> _Listing_:
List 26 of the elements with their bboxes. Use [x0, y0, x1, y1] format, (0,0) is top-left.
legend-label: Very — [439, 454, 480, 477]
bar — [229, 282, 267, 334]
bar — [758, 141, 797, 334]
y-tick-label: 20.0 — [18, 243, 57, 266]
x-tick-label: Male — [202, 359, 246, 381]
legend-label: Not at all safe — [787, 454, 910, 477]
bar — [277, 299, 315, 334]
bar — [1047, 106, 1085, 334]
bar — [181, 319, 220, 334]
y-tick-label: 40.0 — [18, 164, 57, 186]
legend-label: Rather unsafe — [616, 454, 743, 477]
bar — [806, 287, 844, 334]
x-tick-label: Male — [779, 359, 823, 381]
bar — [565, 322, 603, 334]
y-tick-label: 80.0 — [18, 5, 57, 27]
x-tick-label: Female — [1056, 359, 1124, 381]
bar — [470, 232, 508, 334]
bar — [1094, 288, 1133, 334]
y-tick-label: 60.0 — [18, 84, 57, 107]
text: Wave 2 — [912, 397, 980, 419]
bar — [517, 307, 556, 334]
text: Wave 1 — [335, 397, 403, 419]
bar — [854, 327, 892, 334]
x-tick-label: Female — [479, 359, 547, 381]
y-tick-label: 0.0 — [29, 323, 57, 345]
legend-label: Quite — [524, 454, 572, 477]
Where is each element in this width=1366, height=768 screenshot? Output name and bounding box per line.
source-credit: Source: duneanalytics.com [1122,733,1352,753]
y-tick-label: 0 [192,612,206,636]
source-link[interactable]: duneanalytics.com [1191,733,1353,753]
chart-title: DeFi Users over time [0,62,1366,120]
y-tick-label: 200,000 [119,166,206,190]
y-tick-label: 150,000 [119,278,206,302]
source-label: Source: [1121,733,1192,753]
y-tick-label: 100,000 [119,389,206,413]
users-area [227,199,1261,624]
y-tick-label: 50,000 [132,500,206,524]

> _Task instructions_: Set out every line from all of the entries above as a single numbered list, leaving out any blank lines.

> _Finished answer_:
1. List 26 of the elements with their bboxes. Use [x0, y0, x1, y1] format, (0,0) is top-left.
2. legend-label: Very — [439, 454, 480, 477]
3. bar — [229, 282, 267, 334]
4. bar — [758, 141, 797, 334]
5. y-tick-label: 20.0 — [18, 243, 57, 266]
6. x-tick-label: Male — [202, 359, 246, 381]
7. legend-label: Not at all safe — [787, 454, 910, 477]
8. bar — [277, 299, 315, 334]
9. bar — [1047, 106, 1085, 334]
10. bar — [181, 319, 220, 334]
11. y-tick-label: 40.0 — [18, 164, 57, 186]
12. legend-label: Rather unsafe — [616, 454, 743, 477]
13. bar — [806, 287, 844, 334]
14. x-tick-label: Male — [779, 359, 823, 381]
15. bar — [565, 322, 603, 334]
16. y-tick-label: 80.0 — [18, 5, 57, 27]
17. x-tick-label: Female — [1056, 359, 1124, 381]
18. bar — [470, 232, 508, 334]
19. bar — [1094, 288, 1133, 334]
20. y-tick-label: 60.0 — [18, 84, 57, 107]
21. text: Wave 2 — [912, 397, 980, 419]
22. bar — [517, 307, 556, 334]
23. text: Wave 1 — [335, 397, 403, 419]
24. bar — [854, 327, 892, 334]
25. x-tick-label: Female — [479, 359, 547, 381]
26. y-tick-label: 0.0 — [29, 323, 57, 345]
27. legend-label: Quite — [524, 454, 572, 477]
28. Where is each element in this width=1366, height=768 screenshot? Output name and bounding box per line.
29. source-credit: Source: duneanalytics.com [1122,733,1352,753]
30. y-tick-label: 0 [192,612,206,636]
31. source-link[interactable]: duneanalytics.com [1191,733,1353,753]
32. chart-title: DeFi Users over time [0,62,1366,120]
33. y-tick-label: 200,000 [119,166,206,190]
34. y-tick-label: 150,000 [119,278,206,302]
35. source-label: Source: [1121,733,1192,753]
36. y-tick-label: 100,000 [119,389,206,413]
37. users-area [227,199,1261,624]
38. y-tick-label: 50,000 [132,500,206,524]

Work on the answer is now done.